AIM :: Count every line below that contains "HYDRAULIC", then state the total with no other output.

INPUT MATERIAL ::
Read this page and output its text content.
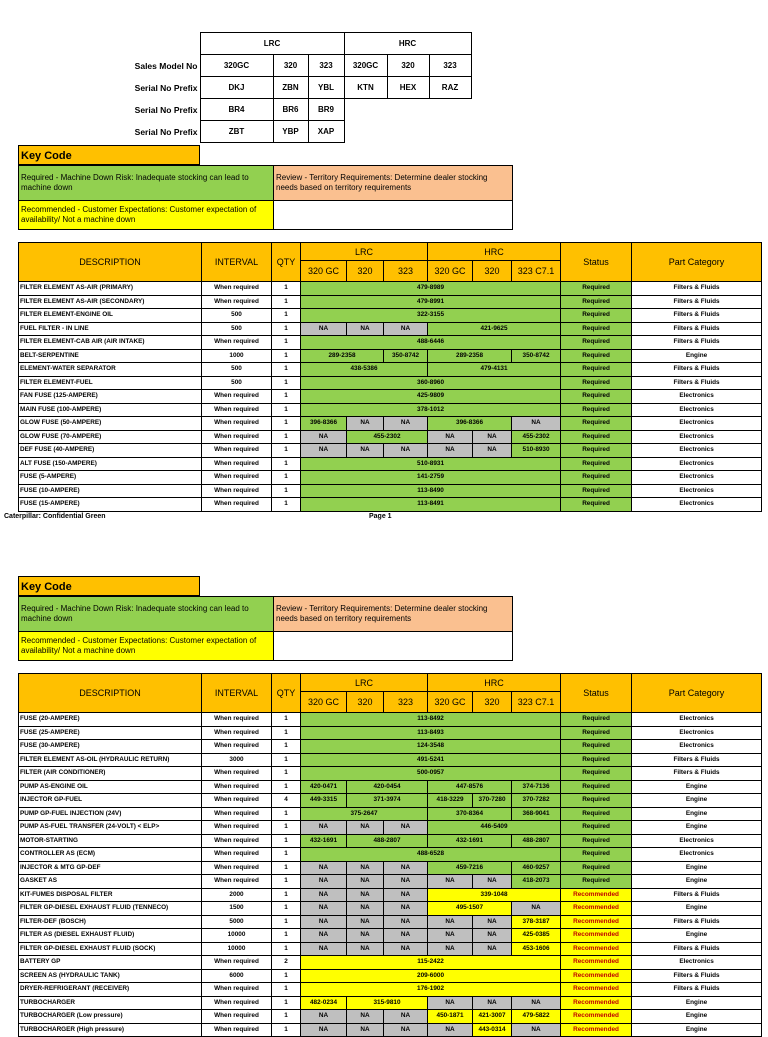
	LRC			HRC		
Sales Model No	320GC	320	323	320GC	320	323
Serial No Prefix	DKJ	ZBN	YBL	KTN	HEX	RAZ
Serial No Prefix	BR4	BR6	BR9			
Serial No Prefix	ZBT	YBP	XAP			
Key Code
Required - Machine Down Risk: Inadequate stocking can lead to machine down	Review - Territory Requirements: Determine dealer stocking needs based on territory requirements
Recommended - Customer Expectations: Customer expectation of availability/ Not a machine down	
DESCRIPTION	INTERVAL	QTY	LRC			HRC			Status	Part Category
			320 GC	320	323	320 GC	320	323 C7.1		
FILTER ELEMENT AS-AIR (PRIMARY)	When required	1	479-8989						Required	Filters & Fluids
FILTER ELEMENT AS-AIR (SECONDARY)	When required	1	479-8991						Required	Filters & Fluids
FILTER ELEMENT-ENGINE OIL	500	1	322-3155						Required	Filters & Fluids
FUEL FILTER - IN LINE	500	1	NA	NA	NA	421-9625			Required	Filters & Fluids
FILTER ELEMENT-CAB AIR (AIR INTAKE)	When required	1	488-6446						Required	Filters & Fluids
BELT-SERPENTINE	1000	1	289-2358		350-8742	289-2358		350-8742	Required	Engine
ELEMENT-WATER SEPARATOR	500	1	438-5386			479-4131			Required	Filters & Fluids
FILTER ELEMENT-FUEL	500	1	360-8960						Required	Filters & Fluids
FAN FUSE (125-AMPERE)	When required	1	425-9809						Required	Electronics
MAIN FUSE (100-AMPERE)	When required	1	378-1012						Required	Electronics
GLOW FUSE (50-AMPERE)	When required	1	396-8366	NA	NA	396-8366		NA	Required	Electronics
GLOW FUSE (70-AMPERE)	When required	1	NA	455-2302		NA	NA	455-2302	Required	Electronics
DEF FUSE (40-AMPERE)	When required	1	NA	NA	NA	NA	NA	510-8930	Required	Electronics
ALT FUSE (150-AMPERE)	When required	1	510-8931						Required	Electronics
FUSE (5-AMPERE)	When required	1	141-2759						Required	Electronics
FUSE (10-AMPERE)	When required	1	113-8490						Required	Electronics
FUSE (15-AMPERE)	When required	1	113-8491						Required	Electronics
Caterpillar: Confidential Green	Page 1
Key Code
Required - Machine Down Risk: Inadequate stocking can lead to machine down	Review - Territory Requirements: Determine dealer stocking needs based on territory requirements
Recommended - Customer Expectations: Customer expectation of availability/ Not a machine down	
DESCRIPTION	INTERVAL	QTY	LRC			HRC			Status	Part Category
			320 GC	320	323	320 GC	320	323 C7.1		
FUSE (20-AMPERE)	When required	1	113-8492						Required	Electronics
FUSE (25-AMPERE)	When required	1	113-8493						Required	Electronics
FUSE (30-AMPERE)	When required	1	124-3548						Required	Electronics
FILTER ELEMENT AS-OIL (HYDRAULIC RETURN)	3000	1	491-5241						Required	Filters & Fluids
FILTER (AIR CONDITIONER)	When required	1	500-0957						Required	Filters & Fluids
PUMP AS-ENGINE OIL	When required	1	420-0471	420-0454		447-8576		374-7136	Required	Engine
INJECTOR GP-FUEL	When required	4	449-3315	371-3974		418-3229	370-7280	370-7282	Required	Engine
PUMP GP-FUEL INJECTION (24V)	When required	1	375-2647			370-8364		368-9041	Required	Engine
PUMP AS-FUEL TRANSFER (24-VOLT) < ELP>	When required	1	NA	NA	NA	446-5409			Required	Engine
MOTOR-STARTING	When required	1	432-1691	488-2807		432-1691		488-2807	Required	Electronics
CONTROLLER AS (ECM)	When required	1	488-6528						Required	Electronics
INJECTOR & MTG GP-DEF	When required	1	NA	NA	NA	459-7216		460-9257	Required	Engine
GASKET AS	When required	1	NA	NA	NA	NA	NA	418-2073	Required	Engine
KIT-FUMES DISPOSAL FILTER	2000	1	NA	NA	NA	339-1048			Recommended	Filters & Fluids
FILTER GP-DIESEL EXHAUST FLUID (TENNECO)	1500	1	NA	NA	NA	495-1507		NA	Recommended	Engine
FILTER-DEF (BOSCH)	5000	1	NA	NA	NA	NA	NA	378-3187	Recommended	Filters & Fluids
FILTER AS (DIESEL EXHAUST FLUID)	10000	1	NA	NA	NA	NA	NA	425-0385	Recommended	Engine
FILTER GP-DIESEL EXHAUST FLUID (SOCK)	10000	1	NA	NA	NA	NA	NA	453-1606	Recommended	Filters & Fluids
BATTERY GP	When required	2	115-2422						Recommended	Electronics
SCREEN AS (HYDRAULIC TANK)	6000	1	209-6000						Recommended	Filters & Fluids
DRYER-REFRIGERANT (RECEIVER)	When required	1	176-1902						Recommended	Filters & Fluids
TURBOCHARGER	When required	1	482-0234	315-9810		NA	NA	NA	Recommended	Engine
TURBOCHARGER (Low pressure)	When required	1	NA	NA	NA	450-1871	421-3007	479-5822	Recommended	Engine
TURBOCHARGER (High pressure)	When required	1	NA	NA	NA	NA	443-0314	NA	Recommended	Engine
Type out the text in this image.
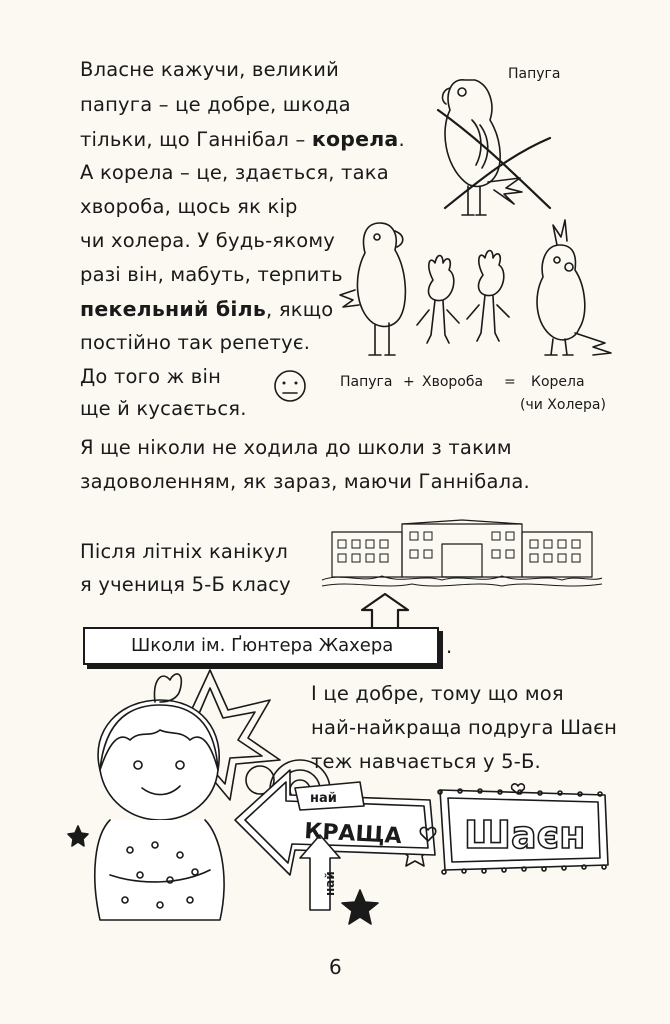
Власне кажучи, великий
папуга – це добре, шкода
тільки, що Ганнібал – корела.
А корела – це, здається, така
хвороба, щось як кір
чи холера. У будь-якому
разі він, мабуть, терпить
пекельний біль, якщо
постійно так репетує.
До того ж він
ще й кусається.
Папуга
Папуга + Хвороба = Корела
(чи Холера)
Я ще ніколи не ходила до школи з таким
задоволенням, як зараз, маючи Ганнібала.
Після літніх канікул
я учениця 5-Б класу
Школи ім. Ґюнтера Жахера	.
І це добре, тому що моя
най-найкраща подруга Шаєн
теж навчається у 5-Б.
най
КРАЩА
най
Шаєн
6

ANSWER TO THIS PROBLEM :: 2